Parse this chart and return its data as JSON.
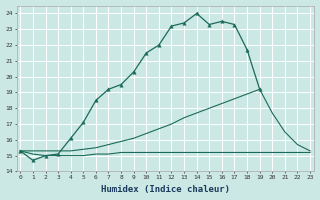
{
  "xlabel": "Humidex (Indice chaleur)",
  "bg_color": "#cce8e5",
  "grid_color": "#ffffff",
  "line_color": "#1a6b5a",
  "xlim": [
    0,
    23
  ],
  "ylim": [
    14,
    24.5
  ],
  "curve1_x": [
    0,
    1,
    2,
    3,
    4,
    5,
    6,
    7,
    8,
    9,
    10,
    11,
    12,
    13,
    14,
    15,
    16,
    17,
    18,
    19
  ],
  "curve1_y": [
    15.3,
    14.7,
    15.0,
    15.1,
    16.1,
    17.1,
    18.5,
    19.2,
    19.5,
    20.3,
    21.5,
    22.0,
    23.2,
    23.4,
    24.0,
    23.3,
    23.5,
    23.3,
    21.7,
    19.2
  ],
  "curve2_x": [
    0,
    1,
    2,
    3,
    4,
    5,
    6,
    7,
    8,
    9,
    10,
    11,
    12,
    13,
    14,
    15,
    16,
    17,
    18,
    19,
    20,
    21,
    22,
    23
  ],
  "curve2_y": [
    15.3,
    15.3,
    15.3,
    15.3,
    15.3,
    15.4,
    15.5,
    15.7,
    15.9,
    16.1,
    16.4,
    16.7,
    17.0,
    17.4,
    17.7,
    18.0,
    18.3,
    18.6,
    18.9,
    19.2,
    17.7,
    16.5,
    15.7,
    15.3
  ],
  "curve3_x": [
    0,
    1,
    2,
    3,
    4,
    5,
    6,
    7,
    8,
    9,
    10,
    11,
    12,
    13,
    14,
    15,
    16,
    17,
    18,
    19,
    20,
    21,
    22,
    23
  ],
  "curve3_y": [
    15.3,
    15.1,
    15.0,
    15.0,
    15.0,
    15.0,
    15.1,
    15.1,
    15.2,
    15.2,
    15.2,
    15.2,
    15.2,
    15.2,
    15.2,
    15.2,
    15.2,
    15.2,
    15.2,
    15.2,
    15.2,
    15.2,
    15.2,
    15.2
  ]
}
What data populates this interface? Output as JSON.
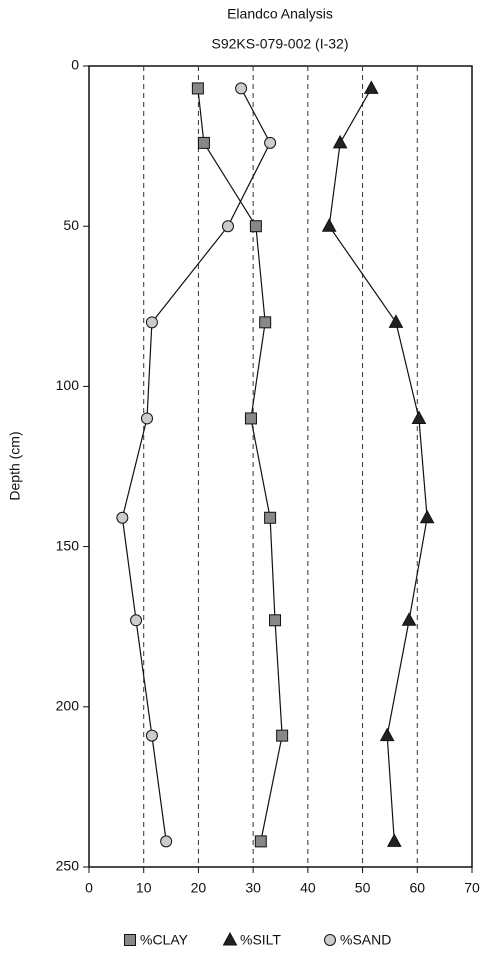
{
  "chart_data": {
    "type": "line",
    "title": "Elandco Analysis",
    "subtitle": "S92KS-079-002 (I-32)",
    "y_label": "Depth (cm)",
    "y": [
      7,
      24,
      50,
      80,
      110,
      141,
      173,
      209,
      242
    ],
    "series": [
      {
        "name": "%CLAY",
        "marker": "square",
        "color": "#888888",
        "values": [
          19.9,
          21.0,
          30.5,
          32.2,
          29.6,
          33.1,
          34.0,
          35.3,
          31.4
        ]
      },
      {
        "name": "%SILT",
        "marker": "triangle",
        "color": "#222222",
        "values": [
          51.6,
          45.9,
          43.9,
          56.1,
          60.3,
          61.8,
          58.5,
          54.5,
          55.8
        ]
      },
      {
        "name": "%SAND",
        "marker": "circle",
        "color": "#cccccc",
        "values": [
          27.8,
          33.1,
          25.4,
          11.5,
          10.6,
          6.1,
          8.6,
          11.5,
          14.1
        ]
      }
    ],
    "xlim": [
      0,
      70
    ],
    "xticks": [
      0,
      10,
      20,
      30,
      40,
      50,
      60,
      70
    ],
    "ylim": [
      0,
      250
    ],
    "yticks": [
      0,
      50,
      100,
      150,
      200,
      250
    ],
    "y_inverted": true,
    "grid": "x",
    "legend": "bottom"
  }
}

Work to do:
Locate the word "marker" in the entries, and copy every line where it is found.

Result below:
        "marker": "square",
        "marker": "triangle",
        "marker": "circle",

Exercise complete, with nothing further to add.